» What you need to do:
Copy every line of the listing exactly.

** start Supplied material **

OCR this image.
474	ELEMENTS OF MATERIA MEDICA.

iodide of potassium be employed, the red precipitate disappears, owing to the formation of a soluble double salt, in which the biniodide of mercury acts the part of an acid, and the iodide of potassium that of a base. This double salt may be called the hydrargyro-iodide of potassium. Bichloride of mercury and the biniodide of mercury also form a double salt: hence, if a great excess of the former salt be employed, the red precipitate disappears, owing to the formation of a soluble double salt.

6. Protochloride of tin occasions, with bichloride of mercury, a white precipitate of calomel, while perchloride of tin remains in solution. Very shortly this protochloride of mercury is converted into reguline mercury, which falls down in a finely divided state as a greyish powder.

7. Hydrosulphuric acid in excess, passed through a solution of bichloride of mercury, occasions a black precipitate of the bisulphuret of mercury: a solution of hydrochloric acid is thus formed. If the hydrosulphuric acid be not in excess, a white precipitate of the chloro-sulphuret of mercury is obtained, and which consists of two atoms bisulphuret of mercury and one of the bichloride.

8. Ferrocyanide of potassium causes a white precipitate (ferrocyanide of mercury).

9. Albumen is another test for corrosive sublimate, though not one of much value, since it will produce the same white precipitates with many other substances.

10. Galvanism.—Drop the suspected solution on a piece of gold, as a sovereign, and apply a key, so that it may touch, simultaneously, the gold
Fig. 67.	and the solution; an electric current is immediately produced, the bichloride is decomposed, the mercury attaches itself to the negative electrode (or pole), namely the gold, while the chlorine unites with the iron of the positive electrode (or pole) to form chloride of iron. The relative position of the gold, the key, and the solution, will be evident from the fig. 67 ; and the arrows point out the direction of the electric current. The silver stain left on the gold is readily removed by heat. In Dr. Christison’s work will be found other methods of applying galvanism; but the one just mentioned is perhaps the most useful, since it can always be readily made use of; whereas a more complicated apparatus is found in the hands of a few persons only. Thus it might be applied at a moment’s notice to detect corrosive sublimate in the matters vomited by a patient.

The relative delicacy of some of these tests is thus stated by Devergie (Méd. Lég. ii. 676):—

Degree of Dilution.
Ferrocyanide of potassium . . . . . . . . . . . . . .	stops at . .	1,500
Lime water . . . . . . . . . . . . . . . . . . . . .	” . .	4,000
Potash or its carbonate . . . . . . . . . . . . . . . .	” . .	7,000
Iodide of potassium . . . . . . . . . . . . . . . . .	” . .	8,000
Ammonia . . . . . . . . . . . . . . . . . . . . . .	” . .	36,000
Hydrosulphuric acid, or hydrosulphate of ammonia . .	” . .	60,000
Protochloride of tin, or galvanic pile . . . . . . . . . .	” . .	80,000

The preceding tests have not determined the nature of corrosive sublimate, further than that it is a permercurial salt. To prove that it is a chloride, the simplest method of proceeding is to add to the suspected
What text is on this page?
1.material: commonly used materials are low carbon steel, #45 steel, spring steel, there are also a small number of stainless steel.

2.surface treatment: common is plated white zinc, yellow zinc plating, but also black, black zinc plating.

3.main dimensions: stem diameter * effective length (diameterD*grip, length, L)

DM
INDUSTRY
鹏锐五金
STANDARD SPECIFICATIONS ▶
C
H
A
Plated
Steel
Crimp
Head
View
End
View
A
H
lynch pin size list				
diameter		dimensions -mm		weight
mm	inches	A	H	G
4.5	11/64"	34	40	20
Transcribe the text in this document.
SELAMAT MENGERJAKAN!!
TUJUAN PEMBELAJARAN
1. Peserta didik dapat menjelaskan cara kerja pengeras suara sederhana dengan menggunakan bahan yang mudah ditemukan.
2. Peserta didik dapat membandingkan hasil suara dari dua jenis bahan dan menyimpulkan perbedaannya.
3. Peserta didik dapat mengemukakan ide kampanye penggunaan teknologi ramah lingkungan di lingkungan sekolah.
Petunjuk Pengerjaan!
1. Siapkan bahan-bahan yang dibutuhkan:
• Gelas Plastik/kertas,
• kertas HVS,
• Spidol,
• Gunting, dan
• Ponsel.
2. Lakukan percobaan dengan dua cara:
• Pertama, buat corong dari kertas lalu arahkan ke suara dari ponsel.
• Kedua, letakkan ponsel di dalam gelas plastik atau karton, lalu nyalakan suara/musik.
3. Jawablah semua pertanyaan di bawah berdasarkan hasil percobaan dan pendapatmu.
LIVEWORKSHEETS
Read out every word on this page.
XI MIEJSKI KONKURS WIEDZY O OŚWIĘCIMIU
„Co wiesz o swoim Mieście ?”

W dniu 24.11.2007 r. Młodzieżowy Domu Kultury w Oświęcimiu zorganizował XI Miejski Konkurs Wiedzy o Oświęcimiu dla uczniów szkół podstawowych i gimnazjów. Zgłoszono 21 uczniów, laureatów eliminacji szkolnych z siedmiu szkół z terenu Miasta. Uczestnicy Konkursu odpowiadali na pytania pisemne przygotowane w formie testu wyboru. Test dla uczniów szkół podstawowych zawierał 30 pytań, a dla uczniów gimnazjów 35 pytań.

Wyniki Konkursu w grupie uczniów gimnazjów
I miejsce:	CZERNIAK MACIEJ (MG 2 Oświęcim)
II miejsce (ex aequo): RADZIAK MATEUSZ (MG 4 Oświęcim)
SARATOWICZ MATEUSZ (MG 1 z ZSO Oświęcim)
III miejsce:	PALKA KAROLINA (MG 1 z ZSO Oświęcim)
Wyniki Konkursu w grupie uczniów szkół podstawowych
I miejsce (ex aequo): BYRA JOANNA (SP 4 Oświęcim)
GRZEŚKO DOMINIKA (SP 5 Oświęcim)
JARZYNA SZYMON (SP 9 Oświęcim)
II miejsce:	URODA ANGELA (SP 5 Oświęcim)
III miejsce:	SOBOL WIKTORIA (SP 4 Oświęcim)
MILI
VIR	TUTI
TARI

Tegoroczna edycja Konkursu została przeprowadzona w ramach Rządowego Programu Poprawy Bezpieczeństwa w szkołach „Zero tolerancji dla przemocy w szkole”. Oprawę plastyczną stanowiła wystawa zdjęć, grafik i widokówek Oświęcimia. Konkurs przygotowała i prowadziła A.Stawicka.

** end Supplied material **

» The solution:
OCR this image.
474	ELEMENTS OF MATERIA MEDICA.

iodide of potassium be employed, the red precipitate disappears, owing to the formation of a soluble double salt, in which the biniodide of mercury acts the part of an acid, and the iodide of potassium that of a base. This double salt may be called the hydrargyro-iodide of potassium. Bichloride of mercury and the biniodide of mercury also form a double salt: hence, if a great excess of the former salt be employed, the red precipitate disappears, owing to the formation of a soluble double salt.

6. Protochloride of tin occasions, with bichloride of mercury, a white precipitate of calomel, while perchloride of tin remains in solution. Very shortly this protochloride of mercury is converted into reguline mercury, which falls down in a finely divided state as a greyish powder.

7. Hydrosulphuric acid in excess, passed through a solution of bichloride of mercury, occasions a black precipitate of the bisulphuret of mercury: a solution of hydrochloric acid is thus formed. If the hydrosulphuric acid be not in excess, a white precipitate of the chloro-sulphuret of mercury is obtained, and which consists of two atoms bisulphuret of mercury and one of the bichloride.

8. Ferrocyanide of potassium causes a white precipitate (ferrocyanide of mercury).

9. Albumen is another test for corrosive sublimate, though not one of much value, since it will produce the same white precipitates with many other substances.

10. Galvanism.—Drop the suspected solution on a piece of gold, as a sovereign, and apply a key, so that it may touch, simultaneously, the gold
Fig. 67.	and the solution; an electric current is immediately produced, the bichloride is decomposed, the mercury attaches itself to the negative electrode (or pole), namely the gold, while the chlorine unites with the iron of the positive electrode (or pole) to form chloride of iron. The relative position of the gold, the key, and the solution, will be evident from the fig. 67 ; and the arrows point out the direction of the electric current. The silver stain left on the gold is readily removed by heat. In Dr. Christison’s work will be found other methods of applying galvanism; but the one just mentioned is perhaps the most useful, since it can always be readily made use of; whereas a more complicated apparatus is found in the hands of a few persons only. Thus it might be applied at a moment’s notice to detect corrosive sublimate in the matters vomited by a patient.

The relative delicacy of some of these tests is thus stated by Devergie (Méd. Lég. ii. 676):—

Degree of Dilution.
Ferrocyanide of potassium . . . . . . . . . . . . . .	stops at . .	1,500
Lime water . . . . . . . . . . . . . . . . . . . . .	” . .	4,000
Potash or its carbonate . . . . . . . . . . . . . . . .	” . .	7,000
Iodide of potassium . . . . . . . . . . . . . . . . .	” . .	8,000
Ammonia . . . . . . . . . . . . . . . . . . . . . .	” . .	36,000
Hydrosulphuric acid, or hydrosulphate of ammonia . .	” . .	60,000
Protochloride of tin, or galvanic pile . . . . . . . . . .	” . .	80,000

The preceding tests have not determined the nature of corrosive sublimate, further than that it is a permercurial salt. To prove that it is a chloride, the simplest method of proceeding is to add to the suspected
What text is on this page?
1.material: commonly used materials are low carbon steel, #45 steel, spring steel, there are also a small number of stainless steel.

2.surface treatment: common is plated white zinc, yellow zinc plating, but also black, black zinc plating.

3.main dimensions: stem diameter * effective length (diameterD*grip, length, L)

DM
INDUSTRY
鹏锐五金
STANDARD SPECIFICATIONS ▶
C
H
A
Plated
Steel
Crimp
Head
View
End
View
A
H
lynch pin size list				
diameter		dimensions -mm		weight
mm	inches	A	H	G
4.5	11/64"	34	40	20
Transcribe the text in this document.
SELAMAT MENGERJAKAN!!
TUJUAN PEMBELAJARAN
1. Peserta didik dapat menjelaskan cara kerja pengeras suara sederhana dengan menggunakan bahan yang mudah ditemukan.
2. Peserta didik dapat membandingkan hasil suara dari dua jenis bahan dan menyimpulkan perbedaannya.
3. Peserta didik dapat mengemukakan ide kampanye penggunaan teknologi ramah lingkungan di lingkungan sekolah.
Petunjuk Pengerjaan!
1. Siapkan bahan-bahan yang dibutuhkan:
• Gelas Plastik/kertas,
• kertas HVS,
• Spidol,
• Gunting, dan
• Ponsel.
2. Lakukan percobaan dengan dua cara:
• Pertama, buat corong dari kertas lalu arahkan ke suara dari ponsel.
• Kedua, letakkan ponsel di dalam gelas plastik atau karton, lalu nyalakan suara/musik.
3. Jawablah semua pertanyaan di bawah berdasarkan hasil percobaan dan pendapatmu.
LIVEWORKSHEETS
Read out every word on this page.
XI MIEJSKI KONKURS WIEDZY O OŚWIĘCIMIU
„Co wiesz o swoim Mieście ?”

W dniu 24.11.2007 r. Młodzieżowy Domu Kultury w Oświęcimiu zorganizował XI Miejski Konkurs Wiedzy o Oświęcimiu dla uczniów szkół podstawowych i gimnazjów. Zgłoszono 21 uczniów, laureatów eliminacji szkolnych z siedmiu szkół z terenu Miasta. Uczestnicy Konkursu odpowiadali na pytania pisemne przygotowane w formie testu wyboru. Test dla uczniów szkół podstawowych zawierał 30 pytań, a dla uczniów gimnazjów 35 pytań.

Wyniki Konkursu w grupie uczniów gimnazjów
I miejsce:	CZERNIAK MACIEJ (MG 2 Oświęcim)
II miejsce (ex aequo): RADZIAK MATEUSZ (MG 4 Oświęcim)
SARATOWICZ MATEUSZ (MG 1 z ZSO Oświęcim)
III miejsce:	PALKA KAROLINA (MG 1 z ZSO Oświęcim)
Wyniki Konkursu w grupie uczniów szkół podstawowych
I miejsce (ex aequo): BYRA JOANNA (SP 4 Oświęcim)
GRZEŚKO DOMINIKA (SP 5 Oświęcim)
JARZYNA SZYMON (SP 9 Oświęcim)
II miejsce:	URODA ANGELA (SP 5 Oświęcim)
III miejsce:	SOBOL WIKTORIA (SP 4 Oświęcim)
MILI
VIR	TUTI
TARI

Tegoroczna edycja Konkursu została przeprowadzona w ramach Rządowego Programu Poprawy Bezpieczeństwa w szkołach „Zero tolerancji dla przemocy w szkole”. Oprawę plastyczną stanowiła wystawa zdjęć, grafik i widokówek Oświęcimia. Konkurs przygotowała i prowadziła A.Stawicka.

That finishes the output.